━━ LISTING ━━
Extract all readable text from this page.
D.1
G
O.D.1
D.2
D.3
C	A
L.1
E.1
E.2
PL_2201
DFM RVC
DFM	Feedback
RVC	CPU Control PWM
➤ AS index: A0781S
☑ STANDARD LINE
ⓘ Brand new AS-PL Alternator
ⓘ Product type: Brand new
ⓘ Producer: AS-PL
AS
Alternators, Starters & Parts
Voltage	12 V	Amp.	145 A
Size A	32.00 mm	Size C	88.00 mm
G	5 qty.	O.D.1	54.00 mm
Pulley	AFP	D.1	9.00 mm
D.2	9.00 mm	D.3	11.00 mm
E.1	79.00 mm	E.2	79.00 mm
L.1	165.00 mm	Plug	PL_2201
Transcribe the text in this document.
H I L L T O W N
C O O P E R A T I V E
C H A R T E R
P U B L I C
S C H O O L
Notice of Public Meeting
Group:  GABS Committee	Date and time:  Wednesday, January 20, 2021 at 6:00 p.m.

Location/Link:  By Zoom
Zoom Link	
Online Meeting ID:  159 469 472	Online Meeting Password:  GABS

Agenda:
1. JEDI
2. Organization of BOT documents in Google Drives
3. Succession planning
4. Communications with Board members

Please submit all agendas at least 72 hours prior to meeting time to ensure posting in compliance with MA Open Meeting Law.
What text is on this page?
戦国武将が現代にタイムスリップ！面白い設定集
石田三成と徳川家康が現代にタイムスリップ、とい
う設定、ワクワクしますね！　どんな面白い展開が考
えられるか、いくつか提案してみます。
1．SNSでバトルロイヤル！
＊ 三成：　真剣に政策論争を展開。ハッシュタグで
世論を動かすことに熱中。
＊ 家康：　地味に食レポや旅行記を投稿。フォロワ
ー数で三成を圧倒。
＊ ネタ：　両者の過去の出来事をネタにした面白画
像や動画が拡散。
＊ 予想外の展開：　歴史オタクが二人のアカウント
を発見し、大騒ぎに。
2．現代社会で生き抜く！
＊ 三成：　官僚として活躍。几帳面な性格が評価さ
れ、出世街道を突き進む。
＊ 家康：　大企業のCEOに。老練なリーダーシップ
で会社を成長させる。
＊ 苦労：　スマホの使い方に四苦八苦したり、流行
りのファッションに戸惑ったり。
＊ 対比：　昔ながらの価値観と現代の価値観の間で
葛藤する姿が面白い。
━━━
TASK DETAILS:
Return the lines from the line containing "What text is on this page?" to the end of the entries above, exactly as they appear and with no other output.

CORRECT RESULT:
What text is on this page?
戦国武将が現代にタイムスリップ！面白い設定集
石田三成と徳川家康が現代にタイムスリップ、とい
う設定、ワクワクしますね！　どんな面白い展開が考
えられるか、いくつか提案してみます。
1．SNSでバトルロイヤル！
＊ 三成：　真剣に政策論争を展開。ハッシュタグで
世論を動かすことに熱中。
＊ 家康：　地味に食レポや旅行記を投稿。フォロワ
ー数で三成を圧倒。
＊ ネタ：　両者の過去の出来事をネタにした面白画
像や動画が拡散。
＊ 予想外の展開：　歴史オタクが二人のアカウント
を発見し、大騒ぎに。
2．現代社会で生き抜く！
＊ 三成：　官僚として活躍。几帳面な性格が評価さ
れ、出世街道を突き進む。
＊ 家康：　大企業のCEOに。老練なリーダーシップ
で会社を成長させる。
＊ 苦労：　スマホの使い方に四苦八苦したり、流行
りのファッションに戸惑ったり。
＊ 対比：　昔ながらの価値観と現代の価値観の間で
葛藤する姿が面白い。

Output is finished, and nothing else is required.